_Task brief_
Reproduce the listing below, starting at the line with "List each element" and ending with the line with "active-filter-button[interactable]: Active —", including both. Omit any pictures.

_Data rows_
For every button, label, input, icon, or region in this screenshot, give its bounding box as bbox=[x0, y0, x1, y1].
--
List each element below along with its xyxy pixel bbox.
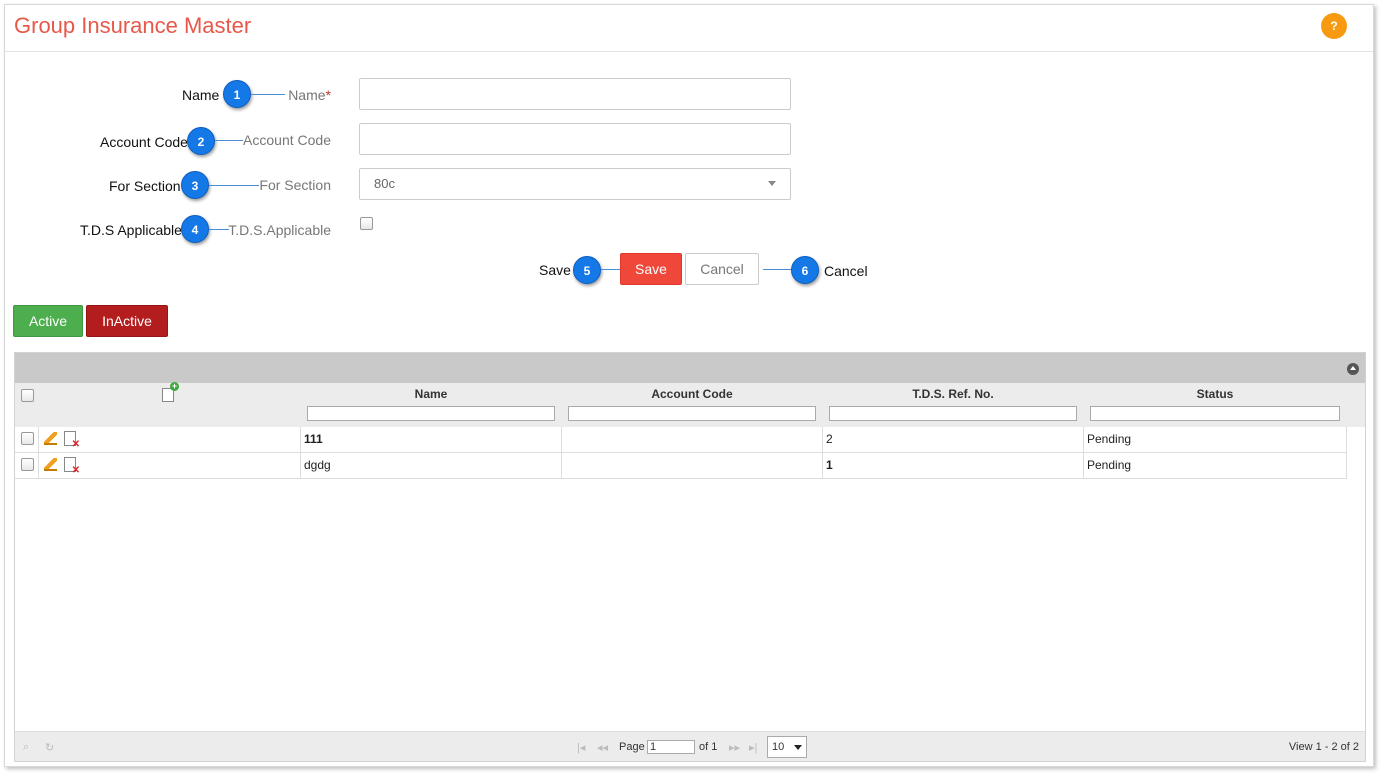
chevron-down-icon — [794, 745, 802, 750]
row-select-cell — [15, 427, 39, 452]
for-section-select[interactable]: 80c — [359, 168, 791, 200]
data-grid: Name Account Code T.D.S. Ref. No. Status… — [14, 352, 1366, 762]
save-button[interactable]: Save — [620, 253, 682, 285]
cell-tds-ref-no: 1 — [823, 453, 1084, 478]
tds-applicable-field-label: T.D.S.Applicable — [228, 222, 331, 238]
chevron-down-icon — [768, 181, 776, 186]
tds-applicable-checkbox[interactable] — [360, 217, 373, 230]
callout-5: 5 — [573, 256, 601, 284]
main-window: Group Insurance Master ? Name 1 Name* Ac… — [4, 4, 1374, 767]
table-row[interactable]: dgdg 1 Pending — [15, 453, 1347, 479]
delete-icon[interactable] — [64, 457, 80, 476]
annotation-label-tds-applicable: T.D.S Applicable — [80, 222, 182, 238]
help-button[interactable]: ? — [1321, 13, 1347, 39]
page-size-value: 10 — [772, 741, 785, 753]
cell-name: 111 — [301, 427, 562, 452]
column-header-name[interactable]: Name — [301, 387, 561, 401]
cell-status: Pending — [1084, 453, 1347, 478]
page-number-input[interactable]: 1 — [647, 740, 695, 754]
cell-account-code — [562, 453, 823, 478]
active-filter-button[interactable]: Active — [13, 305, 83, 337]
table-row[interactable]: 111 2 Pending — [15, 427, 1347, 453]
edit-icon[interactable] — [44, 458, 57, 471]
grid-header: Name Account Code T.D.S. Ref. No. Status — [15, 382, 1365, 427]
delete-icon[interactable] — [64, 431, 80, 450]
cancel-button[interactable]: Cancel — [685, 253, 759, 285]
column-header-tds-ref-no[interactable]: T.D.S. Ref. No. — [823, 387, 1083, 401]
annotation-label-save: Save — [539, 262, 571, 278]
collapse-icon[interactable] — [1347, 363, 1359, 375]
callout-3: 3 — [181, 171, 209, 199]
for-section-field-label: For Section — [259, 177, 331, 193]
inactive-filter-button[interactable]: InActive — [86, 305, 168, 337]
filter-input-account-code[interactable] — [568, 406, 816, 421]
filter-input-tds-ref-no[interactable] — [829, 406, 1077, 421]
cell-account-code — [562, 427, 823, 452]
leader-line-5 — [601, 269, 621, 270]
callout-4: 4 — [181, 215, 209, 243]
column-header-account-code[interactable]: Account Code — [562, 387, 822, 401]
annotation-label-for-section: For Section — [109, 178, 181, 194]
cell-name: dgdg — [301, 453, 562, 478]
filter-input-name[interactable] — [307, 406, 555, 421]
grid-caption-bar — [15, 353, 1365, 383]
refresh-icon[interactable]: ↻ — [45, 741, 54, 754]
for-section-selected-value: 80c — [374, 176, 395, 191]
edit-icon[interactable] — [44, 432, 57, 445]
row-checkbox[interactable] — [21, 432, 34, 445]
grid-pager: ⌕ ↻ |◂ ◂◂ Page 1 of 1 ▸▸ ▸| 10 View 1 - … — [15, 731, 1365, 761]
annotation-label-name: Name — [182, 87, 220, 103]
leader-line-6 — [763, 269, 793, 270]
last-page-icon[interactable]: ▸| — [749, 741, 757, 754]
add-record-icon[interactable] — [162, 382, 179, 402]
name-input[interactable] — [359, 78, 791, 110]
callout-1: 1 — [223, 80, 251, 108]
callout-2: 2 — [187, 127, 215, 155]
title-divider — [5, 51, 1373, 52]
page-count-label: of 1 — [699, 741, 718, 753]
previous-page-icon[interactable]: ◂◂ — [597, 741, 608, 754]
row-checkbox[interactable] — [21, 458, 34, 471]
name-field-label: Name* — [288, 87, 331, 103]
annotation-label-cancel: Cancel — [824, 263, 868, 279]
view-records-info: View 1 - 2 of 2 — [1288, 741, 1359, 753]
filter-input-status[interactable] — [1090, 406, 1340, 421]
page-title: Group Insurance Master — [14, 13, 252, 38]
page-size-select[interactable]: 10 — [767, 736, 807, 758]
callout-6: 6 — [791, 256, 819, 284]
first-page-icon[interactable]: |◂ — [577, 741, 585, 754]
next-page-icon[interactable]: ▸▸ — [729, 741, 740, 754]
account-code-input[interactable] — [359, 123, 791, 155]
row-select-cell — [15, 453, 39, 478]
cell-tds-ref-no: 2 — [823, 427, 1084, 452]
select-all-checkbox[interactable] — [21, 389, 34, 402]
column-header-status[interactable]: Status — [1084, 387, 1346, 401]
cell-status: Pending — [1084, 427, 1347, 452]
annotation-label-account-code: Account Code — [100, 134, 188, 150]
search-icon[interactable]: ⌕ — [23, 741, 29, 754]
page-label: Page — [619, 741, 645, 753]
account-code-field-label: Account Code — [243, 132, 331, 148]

_Result_
List each element below along with its xyxy pixel bbox.
chevron-down-icon — [794, 745, 802, 750]
row-select-cell — [15, 427, 39, 452]
for-section-select[interactable]: 80c — [359, 168, 791, 200]
data-grid: Name Account Code T.D.S. Ref. No. Status… — [14, 352, 1366, 762]
save-button[interactable]: Save — [620, 253, 682, 285]
cell-tds-ref-no: 1 — [823, 453, 1084, 478]
tds-applicable-field-label: T.D.S.Applicable — [228, 222, 331, 238]
chevron-down-icon — [768, 181, 776, 186]
tds-applicable-checkbox[interactable] — [360, 217, 373, 230]
callout-5: 5 — [573, 256, 601, 284]
main-window: Group Insurance Master ? Name 1 Name* Ac… — [4, 4, 1374, 767]
table-row[interactable]: dgdg 1 Pending — [15, 453, 1347, 479]
delete-icon[interactable] — [64, 457, 80, 476]
annotation-label-tds-applicable: T.D.S Applicable — [80, 222, 182, 238]
help-button[interactable]: ? — [1321, 13, 1347, 39]
page-size-value: 10 — [772, 741, 785, 753]
cell-name: 111 — [301, 427, 562, 452]
column-header-name[interactable]: Name — [301, 387, 561, 401]
cell-status: Pending — [1084, 453, 1347, 478]
page-number-input[interactable]: 1 — [647, 740, 695, 754]
cell-account-code — [562, 453, 823, 478]
active-filter-button[interactable]: Active — [13, 305, 83, 337]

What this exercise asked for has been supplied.